━━━━━ Rows ━━━━━

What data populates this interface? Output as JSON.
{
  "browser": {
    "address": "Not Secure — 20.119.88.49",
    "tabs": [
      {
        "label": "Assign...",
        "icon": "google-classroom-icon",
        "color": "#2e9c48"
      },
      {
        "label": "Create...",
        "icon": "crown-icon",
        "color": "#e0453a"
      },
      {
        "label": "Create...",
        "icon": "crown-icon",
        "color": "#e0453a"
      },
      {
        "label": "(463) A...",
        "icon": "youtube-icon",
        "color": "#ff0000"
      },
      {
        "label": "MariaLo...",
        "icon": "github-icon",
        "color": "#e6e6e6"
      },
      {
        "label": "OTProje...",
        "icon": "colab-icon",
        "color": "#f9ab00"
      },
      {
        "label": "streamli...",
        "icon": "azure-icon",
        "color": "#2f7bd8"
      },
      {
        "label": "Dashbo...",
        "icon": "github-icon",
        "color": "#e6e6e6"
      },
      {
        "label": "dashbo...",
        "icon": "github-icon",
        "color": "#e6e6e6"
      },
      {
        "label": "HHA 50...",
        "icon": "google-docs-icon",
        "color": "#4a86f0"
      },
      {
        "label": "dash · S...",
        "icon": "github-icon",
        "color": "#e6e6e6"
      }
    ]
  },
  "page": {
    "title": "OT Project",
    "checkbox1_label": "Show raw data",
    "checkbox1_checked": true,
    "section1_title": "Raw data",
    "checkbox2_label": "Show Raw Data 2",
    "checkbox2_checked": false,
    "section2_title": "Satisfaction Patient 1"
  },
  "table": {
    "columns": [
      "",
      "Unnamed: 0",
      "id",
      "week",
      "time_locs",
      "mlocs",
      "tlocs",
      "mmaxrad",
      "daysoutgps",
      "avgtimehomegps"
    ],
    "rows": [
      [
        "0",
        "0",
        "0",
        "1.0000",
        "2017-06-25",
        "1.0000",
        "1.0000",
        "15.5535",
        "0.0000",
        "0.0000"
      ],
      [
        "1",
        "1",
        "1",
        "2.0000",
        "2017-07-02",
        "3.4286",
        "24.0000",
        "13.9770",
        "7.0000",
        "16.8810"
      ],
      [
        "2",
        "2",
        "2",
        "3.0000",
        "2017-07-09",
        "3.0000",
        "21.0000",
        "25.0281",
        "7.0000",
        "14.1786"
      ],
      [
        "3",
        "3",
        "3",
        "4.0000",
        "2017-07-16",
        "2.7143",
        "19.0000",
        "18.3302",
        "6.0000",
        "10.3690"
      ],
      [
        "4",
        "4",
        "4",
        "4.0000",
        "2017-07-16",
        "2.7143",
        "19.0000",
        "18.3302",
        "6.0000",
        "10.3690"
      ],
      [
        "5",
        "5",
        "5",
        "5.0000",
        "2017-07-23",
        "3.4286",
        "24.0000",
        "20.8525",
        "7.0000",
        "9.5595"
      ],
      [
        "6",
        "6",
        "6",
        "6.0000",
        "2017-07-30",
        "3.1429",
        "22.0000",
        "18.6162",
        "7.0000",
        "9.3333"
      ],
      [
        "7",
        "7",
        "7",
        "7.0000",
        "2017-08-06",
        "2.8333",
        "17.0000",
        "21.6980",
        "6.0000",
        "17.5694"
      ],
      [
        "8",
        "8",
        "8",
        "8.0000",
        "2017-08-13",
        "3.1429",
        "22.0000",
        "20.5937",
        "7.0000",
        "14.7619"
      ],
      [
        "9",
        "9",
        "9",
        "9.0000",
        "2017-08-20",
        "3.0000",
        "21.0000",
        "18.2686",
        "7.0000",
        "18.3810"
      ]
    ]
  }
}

━━━━━

Given exercise:
Return all of the data exactly as it reads.

Exercise solution:
What data populates this interface? Output as JSON.
{
  "browser": {
    "address": "Not Secure — 20.119.88.49",
    "tabs": [
      {
        "label": "Assign...",
        "icon": "google-classroom-icon",
        "color": "#2e9c48"
      },
      {
        "label": "Create...",
        "icon": "crown-icon",
        "color": "#e0453a"
      },
      {
        "label": "Create...",
        "icon": "crown-icon",
        "color": "#e0453a"
      },
      {
        "label": "(463) A...",
        "icon": "youtube-icon",
        "color": "#ff0000"
      },
      {
        "label": "MariaLo...",
        "icon": "github-icon",
        "color": "#e6e6e6"
      },
      {
        "label": "OTProje...",
        "icon": "colab-icon",
        "color": "#f9ab00"
      },
      {
        "label": "streamli...",
        "icon": "azure-icon",
        "color": "#2f7bd8"
      },
      {
        "label": "Dashbo...",
        "icon": "github-icon",
        "color": "#e6e6e6"
      },
      {
        "label": "dashbo...",
        "icon": "github-icon",
        "color": "#e6e6e6"
      },
      {
        "label": "HHA 50...",
        "icon": "google-docs-icon",
        "color": "#4a86f0"
      },
      {
        "label": "dash · S...",
        "icon": "github-icon",
        "color": "#e6e6e6"
      }
    ]
  },
  "page": {
    "title": "OT Project",
    "checkbox1_label": "Show raw data",
    "checkbox1_checked": true,
    "section1_title": "Raw data",
    "checkbox2_label": "Show Raw Data 2",
    "checkbox2_checked": false,
    "section2_title": "Satisfaction Patient 1"
  },
  "table": {
    "columns": [
      "",
      "Unnamed: 0",
      "id",
      "week",
      "time_locs",
      "mlocs",
      "tlocs",
      "mmaxrad",
      "daysoutgps",
      "avgtimehomegps"
    ],
    "rows": [
      [
        "0",
        "0",
        "0",
        "1.0000",
        "2017-06-25",
        "1.0000",
        "1.0000",
        "15.5535",
        "0.0000",
        "0.0000"
      ],
      [
        "1",
        "1",
        "1",
        "2.0000",
        "2017-07-02",
        "3.4286",
        "24.0000",
        "13.9770",
        "7.0000",
        "16.8810"
      ],
      [
        "2",
        "2",
        "2",
        "3.0000",
        "2017-07-09",
        "3.0000",
        "21.0000",
        "25.0281",
        "7.0000",
        "14.1786"
      ],
      [
        "3",
        "3",
        "3",
        "4.0000",
        "2017-07-16",
        "2.7143",
        "19.0000",
        "18.3302",
        "6.0000",
        "10.3690"
      ],
      [
        "4",
        "4",
        "4",
        "4.0000",
        "2017-07-16",
        "2.7143",
        "19.0000",
        "18.3302",
        "6.0000",
        "10.3690"
      ],
      [
        "5",
        "5",
        "5",
        "5.0000",
        "2017-07-23",
        "3.4286",
        "24.0000",
        "20.8525",
        "7.0000",
        "9.5595"
      ],
      [
        "6",
        "6",
        "6",
        "6.0000",
        "2017-07-30",
        "3.1429",
        "22.0000",
        "18.6162",
        "7.0000",
        "9.3333"
      ],
      [
        "7",
        "7",
        "7",
        "7.0000",
        "2017-08-06",
        "2.8333",
        "17.0000",
        "21.6980",
        "6.0000",
        "17.5694"
      ],
      [
        "8",
        "8",
        "8",
        "8.0000",
        "2017-08-13",
        "3.1429",
        "22.0000",
        "20.5937",
        "7.0000",
        "14.7619"
      ],
      [
        "9",
        "9",
        "9",
        "9.0000",
        "2017-08-20",
        "3.0000",
        "21.0000",
        "18.2686",
        "7.0000",
        "18.3810"
      ]
    ]
  }
}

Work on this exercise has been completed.